--- start SOURCE PASSAGE ---

2020 Presidential Candidates Guidelines For Volunteers

Interested in connecting CCL's work and advocacy for the Energy Innovation Act with campaign events? Here are some recommendations:

  1. Focus on asking candidates to prioritize action on climate and to do it in a way that brings the country together. This should be the message in one-on-one situations with candidates or in asking questions at town halls.
  2. Avoid, for now, asking Democrats to support H.R.763, given that we are in such a polarized situation, and we don’t want our bill to be considered a “Democrat Bill."
  3. You're encouraged to keep writing about H.R.763 in letters to the editor and to work for editorial endorsements.
  4. Candidate events are opportunities to talk to lots of fellow Americans -- and talking to them about the bill and asking them to fill out postcards/constituent forms supporting the bill is a good use of time. Getting your current members of Congress (especially Republicans) to support the bill is more strategic right now than getting Democratic presidential candidates to support the bill. Republican Senators are especially valuable at this time while we are working to get our bill reintroduced in the Senate. 

Note: Constituents/liaisons of currently-serving Senators running for President are encouraged to follow these same guidelines and to focus on pitching bipartisanship in their local work. 

CCL’s laser talk on bipartisanship provides useful talking points and research. For example:

  • The climate problem is too big to be partisan about it -- it affects everybody.
  • We need bipartisan action so that we can act quickly (A partisan solution with Democrats only can’t be passed since we don’t expect to get a filibuster-proof Democratic Senate).
  • We need a bipartisan solution so that any significant policy passed can last (and the other party isn’t trying to undo it).
  • Bring the country together to solve climate change!

Note: The phrase “make climate a bridge not a wedge issue” is not well understood by the general public. It works best with members of Congress and their staff, in lobby meetings, but not in public settings.

Here are some questions you could use in town halls: 

Staying Nonpartisan in Campaign Season
  1. Citizens’ Climate Lobby is a nonpartisan organization. During electoral campaigns, we have the opportunity to connect with individual candidates on the issue of climate change, while being clear that we do not support or organize for individual candidates or political parties. We work to build political will for a livable world, and our preferred policy recommendation is a revenue-neutral carbon fee and dividend plan. We know that only by securing support from a significant number of elected officials from both of the major parties will our plan become law.

--- end SOURCE PASSAGE ---

> TO BE DONE
Pick up the volunteer guidelines on 2020 presidential campaign events after their last sentence and keep writing them.

--- start EXCERPTED RECORDS ---

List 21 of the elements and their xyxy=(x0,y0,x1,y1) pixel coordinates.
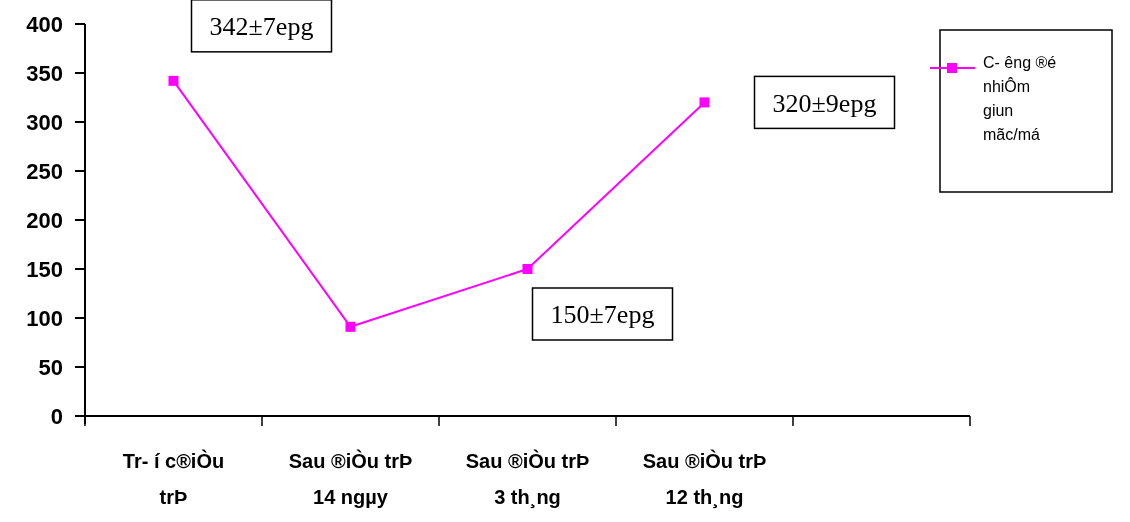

--- end EXCERPTED RECORDS ---
--- start EXCERPTED RECORDS ---

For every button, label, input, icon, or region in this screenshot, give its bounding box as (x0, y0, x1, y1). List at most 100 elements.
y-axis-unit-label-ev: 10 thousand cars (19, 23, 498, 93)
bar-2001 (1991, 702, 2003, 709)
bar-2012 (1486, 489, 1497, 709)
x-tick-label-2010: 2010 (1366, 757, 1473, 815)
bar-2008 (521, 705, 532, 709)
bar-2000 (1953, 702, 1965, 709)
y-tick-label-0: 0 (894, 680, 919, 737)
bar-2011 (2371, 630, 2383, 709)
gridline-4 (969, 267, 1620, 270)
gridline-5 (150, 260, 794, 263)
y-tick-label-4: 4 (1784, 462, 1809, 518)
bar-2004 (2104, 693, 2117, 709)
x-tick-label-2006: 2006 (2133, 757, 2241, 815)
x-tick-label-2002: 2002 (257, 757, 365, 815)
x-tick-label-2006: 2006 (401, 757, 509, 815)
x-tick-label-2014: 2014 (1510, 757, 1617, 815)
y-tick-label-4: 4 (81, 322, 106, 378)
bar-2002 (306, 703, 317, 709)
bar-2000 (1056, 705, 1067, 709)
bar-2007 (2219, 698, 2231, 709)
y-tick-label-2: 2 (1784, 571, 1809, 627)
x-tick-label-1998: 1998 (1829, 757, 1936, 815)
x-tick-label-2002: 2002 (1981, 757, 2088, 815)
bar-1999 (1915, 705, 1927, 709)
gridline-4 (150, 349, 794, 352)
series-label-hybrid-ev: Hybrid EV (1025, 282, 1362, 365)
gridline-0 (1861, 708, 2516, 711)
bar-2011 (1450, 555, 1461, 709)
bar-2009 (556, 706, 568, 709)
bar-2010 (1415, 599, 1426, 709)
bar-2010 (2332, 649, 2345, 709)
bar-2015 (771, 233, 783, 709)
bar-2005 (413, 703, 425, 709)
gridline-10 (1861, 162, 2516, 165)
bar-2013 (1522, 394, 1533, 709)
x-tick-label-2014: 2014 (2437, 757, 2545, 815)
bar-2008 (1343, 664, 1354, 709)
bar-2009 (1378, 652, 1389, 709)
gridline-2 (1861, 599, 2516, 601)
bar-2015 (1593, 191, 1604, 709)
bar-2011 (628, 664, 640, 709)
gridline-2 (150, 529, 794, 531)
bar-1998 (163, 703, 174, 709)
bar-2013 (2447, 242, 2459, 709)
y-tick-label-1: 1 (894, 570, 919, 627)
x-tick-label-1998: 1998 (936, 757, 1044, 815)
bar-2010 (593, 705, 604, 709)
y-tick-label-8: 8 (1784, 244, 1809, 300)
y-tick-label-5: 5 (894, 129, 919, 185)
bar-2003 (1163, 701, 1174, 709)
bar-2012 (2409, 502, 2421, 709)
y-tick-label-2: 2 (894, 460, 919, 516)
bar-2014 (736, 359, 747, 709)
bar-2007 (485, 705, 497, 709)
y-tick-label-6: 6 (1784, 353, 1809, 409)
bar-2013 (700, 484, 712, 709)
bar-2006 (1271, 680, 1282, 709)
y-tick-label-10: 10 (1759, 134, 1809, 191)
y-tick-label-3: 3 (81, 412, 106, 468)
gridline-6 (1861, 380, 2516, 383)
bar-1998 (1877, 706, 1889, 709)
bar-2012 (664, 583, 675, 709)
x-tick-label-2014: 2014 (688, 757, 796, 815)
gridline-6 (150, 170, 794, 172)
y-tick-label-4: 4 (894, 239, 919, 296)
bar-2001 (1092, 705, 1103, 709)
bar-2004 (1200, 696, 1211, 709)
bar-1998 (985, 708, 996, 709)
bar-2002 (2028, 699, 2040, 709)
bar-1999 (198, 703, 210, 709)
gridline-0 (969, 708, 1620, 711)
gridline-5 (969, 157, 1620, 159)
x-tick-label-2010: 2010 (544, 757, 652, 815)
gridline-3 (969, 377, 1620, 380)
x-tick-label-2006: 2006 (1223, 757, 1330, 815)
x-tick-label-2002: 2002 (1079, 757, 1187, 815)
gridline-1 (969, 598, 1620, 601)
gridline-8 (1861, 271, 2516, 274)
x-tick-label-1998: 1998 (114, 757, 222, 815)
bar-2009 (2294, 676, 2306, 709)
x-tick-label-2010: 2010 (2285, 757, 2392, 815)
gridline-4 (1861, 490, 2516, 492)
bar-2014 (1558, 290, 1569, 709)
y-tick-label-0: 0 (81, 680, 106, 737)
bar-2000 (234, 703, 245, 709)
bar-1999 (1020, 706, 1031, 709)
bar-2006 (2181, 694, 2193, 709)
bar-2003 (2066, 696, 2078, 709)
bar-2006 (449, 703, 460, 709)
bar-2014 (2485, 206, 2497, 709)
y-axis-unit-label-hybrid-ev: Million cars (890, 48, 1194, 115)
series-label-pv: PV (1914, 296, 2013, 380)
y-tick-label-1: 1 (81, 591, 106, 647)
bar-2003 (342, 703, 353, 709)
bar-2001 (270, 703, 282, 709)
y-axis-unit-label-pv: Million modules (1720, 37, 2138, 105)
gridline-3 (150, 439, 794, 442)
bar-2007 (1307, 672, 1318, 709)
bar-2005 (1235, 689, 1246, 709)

--- end EXCERPTED RECORDS ---

> RESPONSE TO THIS EXERCISE
  2. In the context of an election, parties and candidates like to draw distinctions, and they may seek to use the climate issue as a way to disadvantage their rivals. Our role is not to help them do this. It is only to provide insight, to all candidates, as to why our policy would be best for their constituents.
  3. As individuals, you are encouraged to do whatever you would like though, if you are widely seen as a CCL leader in the community, you might want to consider how your individual activities will impact how you are seen. As CCL chapters, we need to act in ways that are consistent with our goals and values. We need to act during campaign season in ways that leave us well positioned to work with whomever wins the election.
Attend a Campaign Event or Town Hall Meeting

See the training on Townhalls and Candidate Forums.

Organize a Forum

Hosting a Candidate Forum is not for everyone (both in terms of the amount of work it takes as well as local political considerations). It’s more important as CCL groups to get to know the candidates and attend events that are happening on both sides of the debate.

Before your group decides to host a Candidate Forum:

  • Consult with your regional/state coordinator to get feedback on the strategic priorities for your area and how/if a candidate forum can best serve them.
  • Look for local forums that are already being planned by other organizations (LWV, service clubs, local unions, etc.)
  • Consider reaching out to ask local affiliate organizations who have hosted one in the past to consider hosting.
  • Consider cosponsoring another forum as long as it is fully nonpartisan (see rules below). 

After following the list above, if your chapter decides to host a candidate forum, the following guidelines are essential to follow. As a nonprofit organization, several important expectations govern our activity when involved with sponsoring candidate events: 

  • Candidate forums can only be co/sponsored by CCL if all major-party candidates in that election are invited. We strongly recommend not hosting a forum unless you have confirmed that there will be participation from both sides of the aisle.
  • FEC laws hold that we do not co/sponsor events where only one candidate is present (an “empty chair” debate) given how easily this can be seen to be partisan activity, even if the intent is educational.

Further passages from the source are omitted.